Say how many lines include "butter", with no words around the number.

[Data records]
━━━━━━━━━━
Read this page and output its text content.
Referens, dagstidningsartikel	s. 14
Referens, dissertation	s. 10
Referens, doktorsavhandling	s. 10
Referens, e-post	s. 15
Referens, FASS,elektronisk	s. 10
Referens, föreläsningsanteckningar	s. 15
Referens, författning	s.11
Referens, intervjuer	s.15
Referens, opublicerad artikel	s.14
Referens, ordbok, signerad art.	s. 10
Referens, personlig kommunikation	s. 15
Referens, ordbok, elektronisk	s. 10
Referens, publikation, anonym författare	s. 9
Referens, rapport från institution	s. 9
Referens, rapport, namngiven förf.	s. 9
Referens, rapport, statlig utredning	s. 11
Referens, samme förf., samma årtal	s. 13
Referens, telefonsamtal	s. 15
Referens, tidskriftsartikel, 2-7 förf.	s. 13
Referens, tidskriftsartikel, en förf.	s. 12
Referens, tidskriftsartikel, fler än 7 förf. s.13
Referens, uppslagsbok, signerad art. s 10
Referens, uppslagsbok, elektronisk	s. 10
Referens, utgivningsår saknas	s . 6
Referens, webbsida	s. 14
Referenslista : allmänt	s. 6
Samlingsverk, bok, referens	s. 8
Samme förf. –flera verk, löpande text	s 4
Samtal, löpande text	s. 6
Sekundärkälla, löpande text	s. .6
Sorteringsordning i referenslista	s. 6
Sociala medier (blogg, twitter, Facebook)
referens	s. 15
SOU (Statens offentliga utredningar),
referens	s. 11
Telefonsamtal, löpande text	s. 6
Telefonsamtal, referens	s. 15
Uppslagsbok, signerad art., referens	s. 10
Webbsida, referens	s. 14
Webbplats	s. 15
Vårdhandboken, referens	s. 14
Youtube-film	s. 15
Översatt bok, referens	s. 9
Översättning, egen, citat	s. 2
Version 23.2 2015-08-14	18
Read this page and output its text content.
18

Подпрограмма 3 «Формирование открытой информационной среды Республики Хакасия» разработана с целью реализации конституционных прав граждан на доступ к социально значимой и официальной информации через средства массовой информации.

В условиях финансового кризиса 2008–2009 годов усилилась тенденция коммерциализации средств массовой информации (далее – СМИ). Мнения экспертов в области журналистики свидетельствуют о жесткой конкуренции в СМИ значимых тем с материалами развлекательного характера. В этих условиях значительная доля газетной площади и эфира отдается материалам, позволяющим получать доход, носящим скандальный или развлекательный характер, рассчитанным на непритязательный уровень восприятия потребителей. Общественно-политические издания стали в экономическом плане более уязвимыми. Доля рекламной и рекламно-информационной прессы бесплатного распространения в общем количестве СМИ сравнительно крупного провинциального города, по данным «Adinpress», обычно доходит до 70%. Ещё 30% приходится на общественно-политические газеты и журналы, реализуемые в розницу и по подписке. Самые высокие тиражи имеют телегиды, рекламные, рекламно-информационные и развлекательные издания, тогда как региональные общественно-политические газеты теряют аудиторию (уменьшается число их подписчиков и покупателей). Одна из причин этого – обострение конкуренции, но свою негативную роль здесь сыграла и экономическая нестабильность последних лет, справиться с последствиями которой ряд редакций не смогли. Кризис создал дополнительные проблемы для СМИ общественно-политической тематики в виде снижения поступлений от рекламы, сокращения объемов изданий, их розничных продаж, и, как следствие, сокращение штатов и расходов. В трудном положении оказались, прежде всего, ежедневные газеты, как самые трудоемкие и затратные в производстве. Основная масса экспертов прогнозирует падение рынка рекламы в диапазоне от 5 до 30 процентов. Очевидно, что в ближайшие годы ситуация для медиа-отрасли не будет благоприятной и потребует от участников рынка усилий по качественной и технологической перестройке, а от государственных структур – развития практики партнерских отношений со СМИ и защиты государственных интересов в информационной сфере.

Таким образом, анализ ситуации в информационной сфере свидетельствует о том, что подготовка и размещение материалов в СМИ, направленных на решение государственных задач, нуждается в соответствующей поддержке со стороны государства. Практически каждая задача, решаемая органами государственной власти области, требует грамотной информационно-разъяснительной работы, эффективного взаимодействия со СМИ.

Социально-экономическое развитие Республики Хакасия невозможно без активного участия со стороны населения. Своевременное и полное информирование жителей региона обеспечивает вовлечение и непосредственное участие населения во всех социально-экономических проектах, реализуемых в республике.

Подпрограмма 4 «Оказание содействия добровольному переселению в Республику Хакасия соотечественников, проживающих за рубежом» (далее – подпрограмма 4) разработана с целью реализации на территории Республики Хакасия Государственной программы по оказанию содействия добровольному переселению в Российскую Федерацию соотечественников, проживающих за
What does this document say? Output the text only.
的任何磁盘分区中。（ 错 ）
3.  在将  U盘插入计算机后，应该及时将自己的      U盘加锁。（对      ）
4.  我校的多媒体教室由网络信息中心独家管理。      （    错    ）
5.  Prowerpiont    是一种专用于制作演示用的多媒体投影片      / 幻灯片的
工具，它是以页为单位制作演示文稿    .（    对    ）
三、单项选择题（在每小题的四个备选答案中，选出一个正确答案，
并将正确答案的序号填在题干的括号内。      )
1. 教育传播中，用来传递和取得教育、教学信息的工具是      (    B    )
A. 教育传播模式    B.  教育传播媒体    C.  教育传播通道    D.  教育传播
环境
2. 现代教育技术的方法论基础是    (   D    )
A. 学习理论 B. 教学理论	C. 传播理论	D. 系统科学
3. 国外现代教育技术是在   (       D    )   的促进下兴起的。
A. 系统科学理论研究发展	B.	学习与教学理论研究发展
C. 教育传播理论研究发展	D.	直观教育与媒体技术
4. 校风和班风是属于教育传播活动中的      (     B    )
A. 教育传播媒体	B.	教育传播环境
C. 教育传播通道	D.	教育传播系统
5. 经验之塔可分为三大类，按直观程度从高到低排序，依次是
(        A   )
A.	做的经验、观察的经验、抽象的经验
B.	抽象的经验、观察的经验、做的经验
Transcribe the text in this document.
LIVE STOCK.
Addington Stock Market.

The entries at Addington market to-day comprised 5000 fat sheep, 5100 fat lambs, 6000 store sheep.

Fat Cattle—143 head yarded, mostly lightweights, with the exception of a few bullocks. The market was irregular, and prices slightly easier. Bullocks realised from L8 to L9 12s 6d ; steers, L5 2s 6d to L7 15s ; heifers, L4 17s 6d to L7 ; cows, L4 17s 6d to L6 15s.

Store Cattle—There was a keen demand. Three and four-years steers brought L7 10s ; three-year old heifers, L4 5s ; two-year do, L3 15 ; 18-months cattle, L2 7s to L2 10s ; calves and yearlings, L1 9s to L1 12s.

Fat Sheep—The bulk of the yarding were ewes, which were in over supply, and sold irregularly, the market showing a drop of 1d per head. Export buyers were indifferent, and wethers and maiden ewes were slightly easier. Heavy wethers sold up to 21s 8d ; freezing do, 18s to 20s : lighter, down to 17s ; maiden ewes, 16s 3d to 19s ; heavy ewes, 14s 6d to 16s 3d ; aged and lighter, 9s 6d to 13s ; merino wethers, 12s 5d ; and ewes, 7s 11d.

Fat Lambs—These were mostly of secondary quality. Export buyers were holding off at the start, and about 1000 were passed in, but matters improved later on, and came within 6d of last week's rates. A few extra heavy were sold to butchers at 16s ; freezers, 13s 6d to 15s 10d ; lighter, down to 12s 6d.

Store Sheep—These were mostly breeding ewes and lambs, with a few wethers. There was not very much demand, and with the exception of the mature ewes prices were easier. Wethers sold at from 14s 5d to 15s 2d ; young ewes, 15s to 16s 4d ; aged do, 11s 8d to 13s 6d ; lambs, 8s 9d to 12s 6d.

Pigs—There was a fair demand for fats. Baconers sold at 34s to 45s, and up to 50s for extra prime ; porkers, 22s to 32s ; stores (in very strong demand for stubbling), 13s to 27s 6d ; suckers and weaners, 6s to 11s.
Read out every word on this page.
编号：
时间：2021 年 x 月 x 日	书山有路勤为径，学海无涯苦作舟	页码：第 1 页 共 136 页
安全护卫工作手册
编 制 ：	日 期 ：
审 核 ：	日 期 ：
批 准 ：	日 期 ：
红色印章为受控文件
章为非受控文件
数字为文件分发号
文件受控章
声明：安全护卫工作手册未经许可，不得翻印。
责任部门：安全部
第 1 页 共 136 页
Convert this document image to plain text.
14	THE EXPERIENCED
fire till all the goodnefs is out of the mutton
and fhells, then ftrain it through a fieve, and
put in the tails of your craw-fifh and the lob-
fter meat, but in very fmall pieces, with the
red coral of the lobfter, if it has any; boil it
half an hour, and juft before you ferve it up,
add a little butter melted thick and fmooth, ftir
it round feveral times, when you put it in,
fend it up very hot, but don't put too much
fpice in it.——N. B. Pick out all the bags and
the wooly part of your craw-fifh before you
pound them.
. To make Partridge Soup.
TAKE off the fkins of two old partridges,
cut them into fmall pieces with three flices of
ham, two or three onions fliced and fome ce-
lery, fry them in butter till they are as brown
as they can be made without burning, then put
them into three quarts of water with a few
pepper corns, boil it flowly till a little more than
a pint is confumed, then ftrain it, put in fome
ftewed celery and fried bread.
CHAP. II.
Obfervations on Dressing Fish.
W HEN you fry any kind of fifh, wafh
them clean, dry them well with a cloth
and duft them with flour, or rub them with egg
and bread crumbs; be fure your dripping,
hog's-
━━━━━━━━━━
> **EXERCISE OUTPUT**
2